[Records from a data collection]

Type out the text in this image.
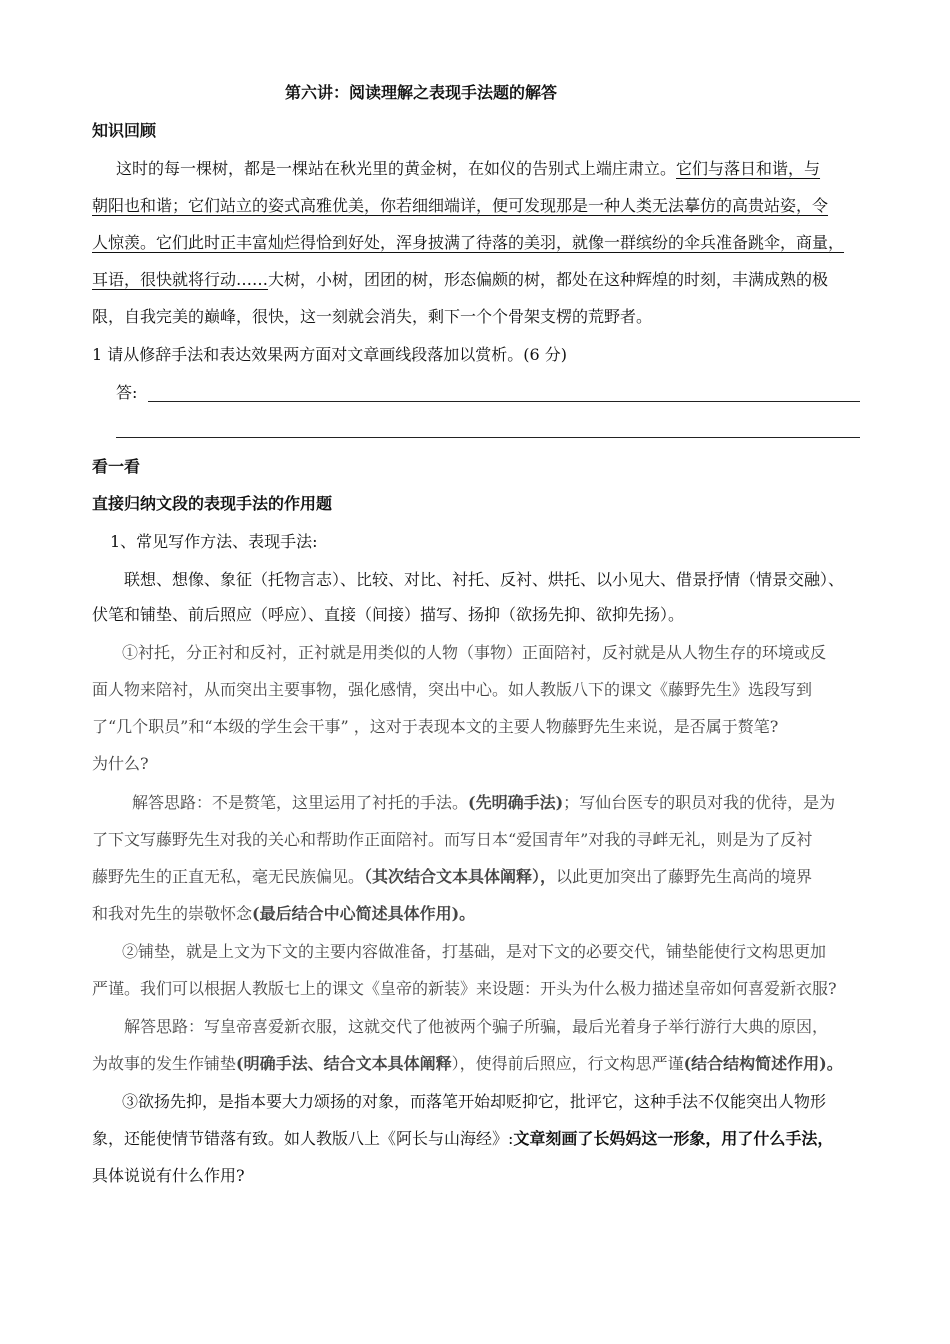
第六讲：阅读理解之表现手法题的解答
知识回顾
这时的每一棵树，都是一棵站在秋光里的黄金树，在如仪的告别式上端庄肃立。它们与落日和谐，与
朝阳也和谐；它们站立的姿式高雅优美，你若细细端详，便可发现那是一种人类无法摹仿的高贵站姿，令
人惊羡。它们此时正丰富灿烂得恰到好处，浑身披满了待落的美羽，就像一群缤纷的伞兵准备跳伞，商量，
耳语，很快就将行动……大树，小树，团团的树，形态偏颇的树，都处在这种辉煌的时刻，丰满成熟的极
限，自我完美的巅峰，很快，这一刻就会消失，剩下一个个骨架支楞的荒野者。
1 请从修辞手法和表达效果两方面对文章画线段落加以赏析。(6 分)
答:
看一看
直接归纳文段的表现手法的作用题
1、常见写作方法、表现手法:
联想、想像、象征（托物言志）、比较、对比、衬托、反衬、烘托、以小见大、借景抒情（情景交融）、
伏笔和铺垫、前后照应（呼应）、直接（间接）描写、扬抑（欲扬先抑、欲抑先扬）。
①衬托，分正衬和反衬，正衬就是用类似的人物（事物）正面陪衬，反衬就是从人物生存的环境或反
面人物来陪衬，从而突出主要事物，强化感情，突出中心。如人教版八下的课文《藤野先生》选段写到
了“几个职员”和“本级的学生会干事” ，这对于表现本文的主要人物藤野先生来说，是否属于赘笔?
为什么?
解答思路：不是赘笔，这里运用了衬托的手法。(先明确手法)；写仙台医专的职员对我的优待，是为
了下文写藤野先生对我的关心和帮助作正面陪衬。而写日本“爱国青年”对我的寻衅无礼，则是为了反衬
藤野先生的正直无私，毫无民族偏见。（其次结合文本具体阐释），以此更加突出了藤野先生高尚的境界
和我对先生的崇敬怀念(最后结合中心简述具体作用)。
②铺垫，就是上文为下文的主要内容做准备，打基础，是对下文的必要交代，铺垫能使行文构思更加
严谨。我们可以根据人教版七上的课文《皇帝的新装》来设题：开头为什么极力描述皇帝如何喜爱新衣服?
解答思路：写皇帝喜爱新衣服，这就交代了他被两个骗子所骗，最后光着身子举行游行大典的原因，
为故事的发生作铺垫(明确手法、结合文本具体阐释），使得前后照应，行文构思严谨(结合结构简述作用)。
③欲扬先抑，是指本要大力颂扬的对象，而落笔开始却贬抑它，批评它，这种手法不仅能突出人物形
象，还能使情节错落有致。如人教版八上《阿长与山海经》:文章刻画了长妈妈这一形象，用了什么手法，
具体说说有什么作用?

→ **Instructions for the task**
Please transcribe the material above exactly as written. Leave the pictures out.

→ **Written answer**
Type out the text in this image.
第六讲：阅读理解之表现手法题的解答
知识回顾
这时的每一棵树，都是一棵站在秋光里的黄金树，在如仪的告别式上端庄肃立。它们与落日和谐，与
朝阳也和谐；它们站立的姿式高雅优美，你若细细端详，便可发现那是一种人类无法摹仿的高贵站姿，令
人惊羡。它们此时正丰富灿烂得恰到好处，浑身披满了待落的美羽，就像一群缤纷的伞兵准备跳伞，商量，
耳语，很快就将行动……大树，小树，团团的树，形态偏颇的树，都处在这种辉煌的时刻，丰满成熟的极
限，自我完美的巅峰，很快，这一刻就会消失，剩下一个个骨架支楞的荒野者。
1 请从修辞手法和表达效果两方面对文章画线段落加以赏析。(6 分)
答:
看一看
直接归纳文段的表现手法的作用题
1、常见写作方法、表现手法:
联想、想像、象征（托物言志）、比较、对比、衬托、反衬、烘托、以小见大、借景抒情（情景交融）、
伏笔和铺垫、前后照应（呼应）、直接（间接）描写、扬抑（欲扬先抑、欲抑先扬）。
①衬托，分正衬和反衬，正衬就是用类似的人物（事物）正面陪衬，反衬就是从人物生存的环境或反
面人物来陪衬，从而突出主要事物，强化感情，突出中心。如人教版八下的课文《藤野先生》选段写到
了“几个职员”和“本级的学生会干事” ，这对于表现本文的主要人物藤野先生来说，是否属于赘笔?
为什么?
解答思路：不是赘笔，这里运用了衬托的手法。(先明确手法)；写仙台医专的职员对我的优待，是为
了下文写藤野先生对我的关心和帮助作正面陪衬。而写日本“爱国青年”对我的寻衅无礼，则是为了反衬
藤野先生的正直无私，毫无民族偏见。（其次结合文本具体阐释），以此更加突出了藤野先生高尚的境界
和我对先生的崇敬怀念(最后结合中心简述具体作用)。
②铺垫，就是上文为下文的主要内容做准备，打基础，是对下文的必要交代，铺垫能使行文构思更加
严谨。我们可以根据人教版七上的课文《皇帝的新装》来设题：开头为什么极力描述皇帝如何喜爱新衣服?
解答思路：写皇帝喜爱新衣服，这就交代了他被两个骗子所骗，最后光着身子举行游行大典的原因，
为故事的发生作铺垫(明确手法、结合文本具体阐释），使得前后照应，行文构思严谨(结合结构简述作用)。
③欲扬先抑，是指本要大力颂扬的对象，而落笔开始却贬抑它，批评它，这种手法不仅能突出人物形
象，还能使情节错落有致。如人教版八上《阿长与山海经》:文章刻画了长妈妈这一形象，用了什么手法，
具体说说有什么作用?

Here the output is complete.